**Short exercise:** Check each line of the records below for the word "grid" and copy those where it appears.

-- BEGIN Data listing --

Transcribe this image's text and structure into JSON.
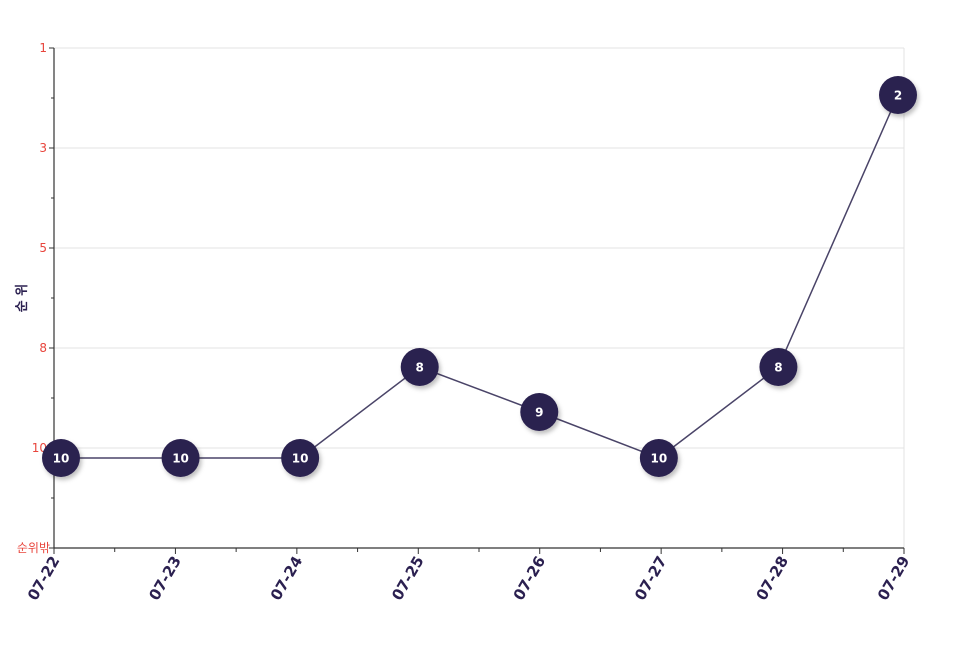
{
  "chart_data": {
    "type": "line",
    "ylabel": "순 위",
    "y_ticks": [
      "1",
      "3",
      "5",
      "8",
      "10",
      "순위밖"
    ],
    "y_inverted": true,
    "grid": true,
    "x": [
      "07-22",
      "07-23",
      "07-24",
      "07-25",
      "07-26",
      "07-27",
      "07-28",
      "07-29"
    ],
    "series": [
      {
        "values": [
          10,
          10,
          10,
          8,
          9,
          10,
          8,
          2
        ]
      }
    ]
  },
  "colors": {
    "point": "#2b2050",
    "line": "#4a4468",
    "tick_label": "#e8453c",
    "axis": "#333333",
    "grid": "#e3e3e3"
  }
}
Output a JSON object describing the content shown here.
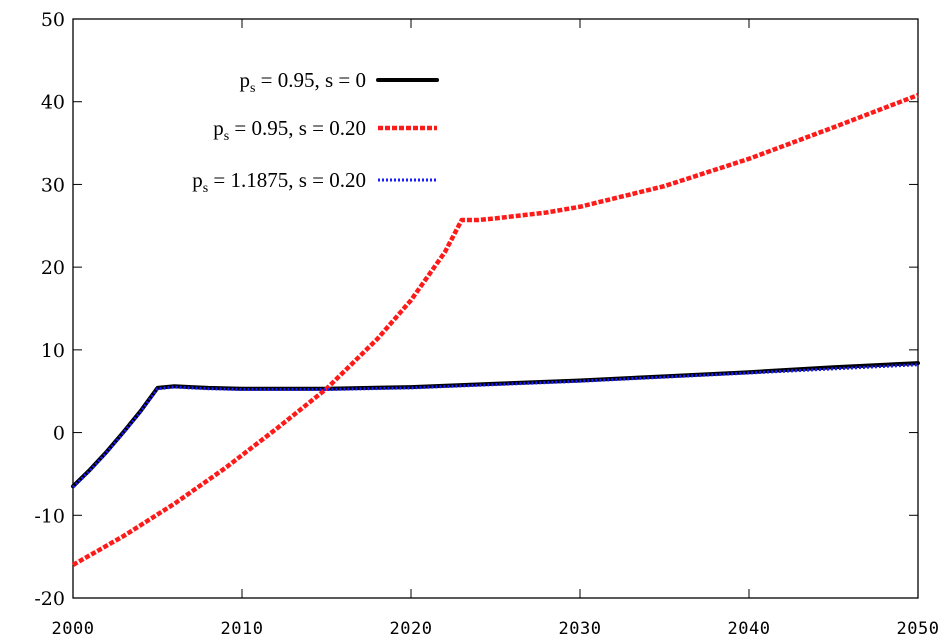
{
  "chart_data": {
    "type": "line",
    "title": "",
    "xlabel": "",
    "ylabel": "",
    "xlim": [
      2000,
      2050
    ],
    "ylim": [
      -20,
      50
    ],
    "x_ticks": [
      2000,
      2010,
      2020,
      2030,
      2040,
      2050
    ],
    "x_tick_labels": [
      "2000",
      "2010",
      "2020",
      "2030",
      "2040",
      "2050"
    ],
    "y_ticks": [
      -20,
      -10,
      0,
      10,
      20,
      30,
      40,
      50
    ],
    "y_tick_labels": [
      "-20",
      "-10",
      "0",
      "10",
      "20",
      "30",
      "40",
      "50"
    ],
    "grid": false,
    "legend_position": "top-left",
    "series": [
      {
        "name": "p_s = 0.95, s = 0",
        "legend": {
          "pre": "p",
          "sub": "s",
          "post": " = 0.95, s = 0"
        },
        "color": "#000000",
        "style": "solid",
        "x": [
          2000,
          2001,
          2002,
          2003,
          2004,
          2005,
          2006,
          2007,
          2008,
          2010,
          2012,
          2015,
          2020,
          2025,
          2030,
          2035,
          2040,
          2045,
          2050
        ],
        "y": [
          -6.5,
          -4.5,
          -2.3,
          0.1,
          2.6,
          5.4,
          5.6,
          5.5,
          5.4,
          5.3,
          5.3,
          5.3,
          5.5,
          5.9,
          6.3,
          6.8,
          7.3,
          7.9,
          8.4
        ]
      },
      {
        "name": "p_s = 0.95, s = 0.20",
        "legend": {
          "pre": "p",
          "sub": "s",
          "post": " = 0.95, s = 0.20"
        },
        "color": "#ff1a1a",
        "style": "dashed",
        "x": [
          2000,
          2003,
          2006,
          2009,
          2012,
          2015,
          2018,
          2020,
          2022,
          2023,
          2024,
          2025,
          2028,
          2030,
          2035,
          2040,
          2045,
          2050
        ],
        "y": [
          -16,
          -12.5,
          -8.6,
          -4.3,
          0.4,
          5.3,
          11.3,
          16.0,
          21.8,
          25.7,
          25.7,
          25.9,
          26.6,
          27.3,
          29.8,
          33.1,
          36.9,
          40.8
        ]
      },
      {
        "name": "p_s = 1.1875, s = 0.20",
        "legend": {
          "pre": "p",
          "sub": "s",
          "post": " = 1.1875, s = 0.20"
        },
        "color": "#1a1aff",
        "style": "dotted",
        "x": [
          2000,
          2001,
          2002,
          2003,
          2004,
          2005,
          2006,
          2007,
          2008,
          2010,
          2012,
          2015,
          2020,
          2025,
          2030,
          2035,
          2040,
          2045,
          2050
        ],
        "y": [
          -6.6,
          -4.6,
          -2.4,
          0.0,
          2.5,
          5.3,
          5.5,
          5.4,
          5.3,
          5.2,
          5.2,
          5.2,
          5.4,
          5.8,
          6.2,
          6.7,
          7.2,
          7.7,
          8.2
        ]
      }
    ]
  }
}
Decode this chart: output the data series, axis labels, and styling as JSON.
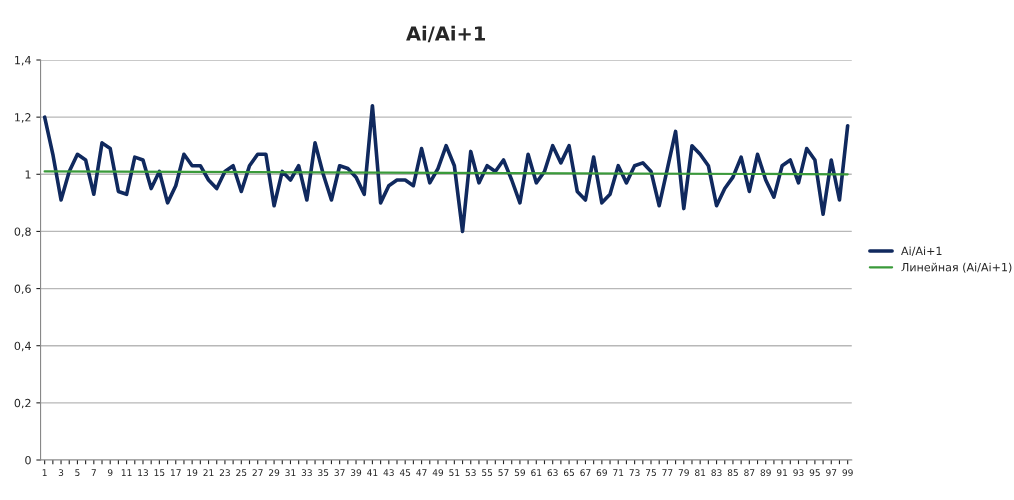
{
  "chart_data": {
    "type": "line",
    "title": "Ai/Ai+1",
    "categories": [
      "1",
      null,
      "3",
      null,
      "5",
      null,
      "7",
      null,
      "9",
      null,
      "11",
      null,
      "13",
      null,
      "15",
      null,
      "17",
      null,
      "19",
      null,
      "21",
      null,
      "23",
      null,
      "25",
      null,
      "27",
      null,
      "29",
      null,
      "31",
      null,
      "33",
      null,
      "35",
      null,
      "37",
      null,
      "39",
      null,
      "41",
      null,
      "43",
      null,
      "45",
      null,
      "47",
      null,
      "49",
      null,
      "51",
      null,
      "53",
      null,
      "55",
      null,
      "57",
      null,
      "59",
      null,
      "61",
      null,
      "63",
      null,
      "65",
      null,
      "67",
      null,
      "69",
      null,
      "71",
      null,
      "73",
      null,
      "75",
      null,
      "77",
      null,
      "79",
      null,
      "81",
      null,
      "83",
      null,
      "85",
      null,
      "87",
      null,
      "89",
      null,
      "91",
      null,
      "93",
      null,
      "95",
      null,
      "97",
      null,
      "99"
    ],
    "series": [
      {
        "name": "Ai/Ai+1",
        "color": "#10295e",
        "values": [
          1.2,
          1.07,
          0.91,
          1.01,
          1.07,
          1.05,
          0.93,
          1.11,
          1.09,
          0.94,
          0.93,
          1.06,
          1.05,
          0.95,
          1.01,
          0.9,
          0.96,
          1.07,
          1.03,
          1.03,
          0.98,
          0.95,
          1.01,
          1.03,
          0.94,
          1.03,
          1.07,
          1.07,
          0.89,
          1.01,
          0.98,
          1.03,
          0.91,
          1.11,
          1.0,
          0.91,
          1.03,
          1.02,
          0.99,
          0.93,
          1.24,
          0.9,
          0.96,
          0.98,
          0.98,
          0.96,
          1.09,
          0.97,
          1.02,
          1.1,
          1.03,
          0.8,
          1.08,
          0.97,
          1.03,
          1.01,
          1.05,
          0.98,
          0.9,
          1.07,
          0.97,
          1.01,
          1.1,
          1.04,
          1.1,
          0.94,
          0.91,
          1.06,
          0.9,
          0.93,
          1.03,
          0.97,
          1.03,
          1.04,
          1.01,
          0.89,
          1.02,
          1.15,
          0.88,
          1.1,
          1.07,
          1.03,
          0.89,
          0.95,
          0.99,
          1.06,
          0.94,
          1.07,
          0.98,
          0.92,
          1.03,
          1.05,
          0.97,
          1.09,
          1.05,
          0.86,
          1.05,
          0.91,
          1.17
        ]
      },
      {
        "name": "Линейная (Ai/Ai+1)",
        "type": "line",
        "color": "#3a9a3a",
        "x": [
          "1",
          "99"
        ],
        "values": [
          1.01,
          1.0
        ]
      }
    ],
    "ylim": [
      0,
      1.4
    ],
    "yticks": [
      0,
      {
        "value": 0.2,
        "label": "0,2"
      },
      {
        "value": 0.4,
        "label": "0,4"
      },
      {
        "value": 0.6,
        "label": "0,6"
      },
      {
        "value": 0.8,
        "label": "0,8"
      },
      1,
      {
        "value": 1.2,
        "label": "1,2"
      },
      {
        "value": 1.4,
        "label": "1,4"
      }
    ],
    "grid": "y",
    "legend": "right"
  }
}
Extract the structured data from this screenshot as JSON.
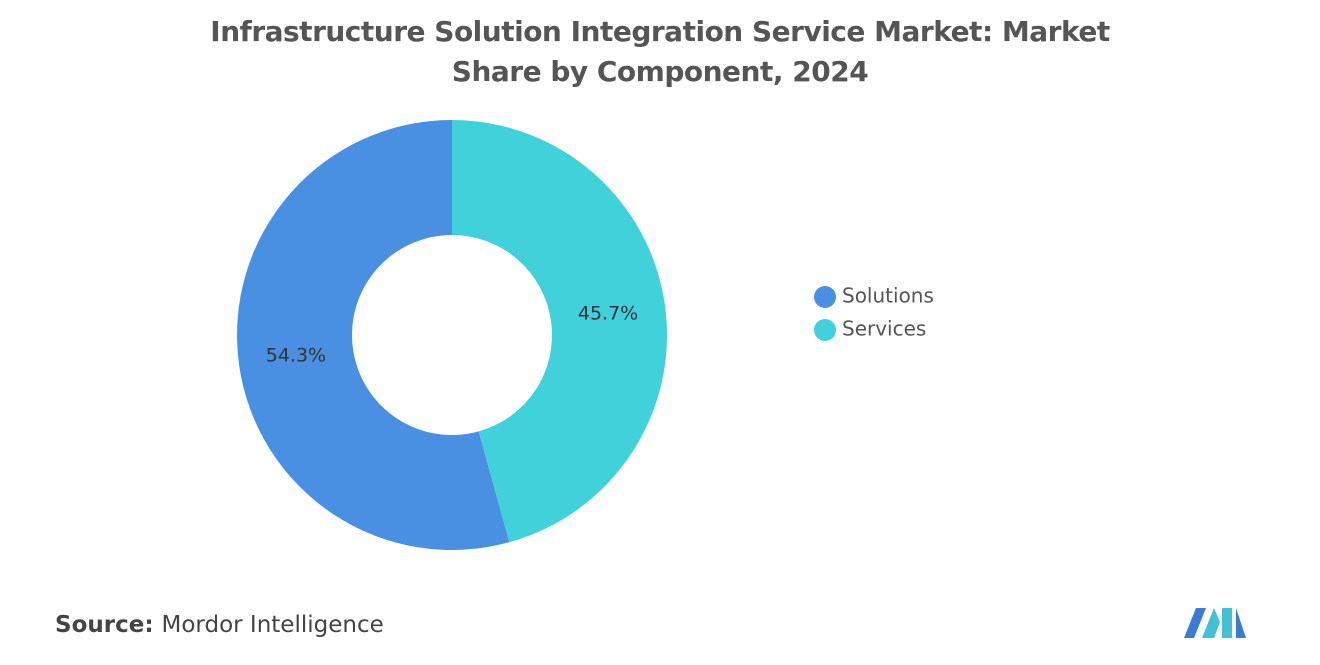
{
  "chart_data": {
    "type": "donut",
    "title": "Infrastructure Solution Integration Service Market: Market Share by Component, 2024",
    "categories": [
      "Solutions",
      "Services"
    ],
    "values": [
      54.3,
      45.7
    ],
    "value_labels": [
      "54.3%",
      "45.7%"
    ],
    "colors": [
      "#4a90e2",
      "#41d1db"
    ],
    "legend": "right",
    "source_label": "Source:",
    "source": "Mordor Intelligence"
  }
}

-- END Data listing --

**Answer to this exercise:**
    "grid": true,
    "grid": "#e3e3e3"
    "grid": false,
    "grid": "y",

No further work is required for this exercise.